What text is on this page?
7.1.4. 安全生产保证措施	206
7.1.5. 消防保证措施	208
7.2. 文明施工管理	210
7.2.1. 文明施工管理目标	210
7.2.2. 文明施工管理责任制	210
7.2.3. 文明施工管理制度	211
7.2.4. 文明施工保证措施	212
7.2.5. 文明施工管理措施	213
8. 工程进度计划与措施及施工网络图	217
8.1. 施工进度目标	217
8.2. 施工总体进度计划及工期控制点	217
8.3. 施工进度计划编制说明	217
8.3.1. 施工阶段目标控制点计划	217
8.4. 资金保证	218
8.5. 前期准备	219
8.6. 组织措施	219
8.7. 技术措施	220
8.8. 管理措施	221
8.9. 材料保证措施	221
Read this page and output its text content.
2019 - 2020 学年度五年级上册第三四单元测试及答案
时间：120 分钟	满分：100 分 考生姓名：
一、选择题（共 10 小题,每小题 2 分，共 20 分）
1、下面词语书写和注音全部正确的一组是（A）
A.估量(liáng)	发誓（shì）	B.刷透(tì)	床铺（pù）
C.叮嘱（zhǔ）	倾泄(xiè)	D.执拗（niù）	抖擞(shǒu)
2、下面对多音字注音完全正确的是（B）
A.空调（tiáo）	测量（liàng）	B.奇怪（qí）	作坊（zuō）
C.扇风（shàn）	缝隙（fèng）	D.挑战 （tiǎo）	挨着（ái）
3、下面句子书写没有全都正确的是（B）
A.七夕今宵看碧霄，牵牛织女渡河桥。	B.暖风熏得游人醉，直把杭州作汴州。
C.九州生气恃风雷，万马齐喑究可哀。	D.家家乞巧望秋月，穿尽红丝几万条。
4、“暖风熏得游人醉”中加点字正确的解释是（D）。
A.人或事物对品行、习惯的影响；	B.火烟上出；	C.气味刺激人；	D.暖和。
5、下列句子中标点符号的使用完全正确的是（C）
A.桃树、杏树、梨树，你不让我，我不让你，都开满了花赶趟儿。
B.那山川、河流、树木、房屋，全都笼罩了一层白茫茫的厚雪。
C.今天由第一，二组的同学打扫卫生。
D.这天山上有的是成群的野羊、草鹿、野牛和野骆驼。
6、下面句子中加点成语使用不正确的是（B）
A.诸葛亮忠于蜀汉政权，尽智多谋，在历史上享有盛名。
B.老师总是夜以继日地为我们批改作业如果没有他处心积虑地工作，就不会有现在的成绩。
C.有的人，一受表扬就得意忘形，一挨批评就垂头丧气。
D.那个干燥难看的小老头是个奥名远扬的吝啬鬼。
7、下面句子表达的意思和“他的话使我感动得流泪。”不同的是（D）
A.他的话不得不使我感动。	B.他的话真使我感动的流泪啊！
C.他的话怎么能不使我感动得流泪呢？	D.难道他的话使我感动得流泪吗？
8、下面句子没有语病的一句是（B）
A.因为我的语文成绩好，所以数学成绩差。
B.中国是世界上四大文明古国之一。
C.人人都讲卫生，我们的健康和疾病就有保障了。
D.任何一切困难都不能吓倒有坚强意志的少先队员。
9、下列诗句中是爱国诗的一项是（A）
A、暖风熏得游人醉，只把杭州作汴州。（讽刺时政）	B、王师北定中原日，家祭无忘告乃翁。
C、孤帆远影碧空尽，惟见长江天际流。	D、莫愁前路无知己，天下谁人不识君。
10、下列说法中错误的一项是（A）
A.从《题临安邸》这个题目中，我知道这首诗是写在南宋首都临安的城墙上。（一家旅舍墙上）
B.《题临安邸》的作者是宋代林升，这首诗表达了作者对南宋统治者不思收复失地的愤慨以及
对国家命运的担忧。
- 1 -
****
(Exercise) Read the entries and show each line that mentions "this".

(Answer below)
What text is on this page?
Read this page and output its text content.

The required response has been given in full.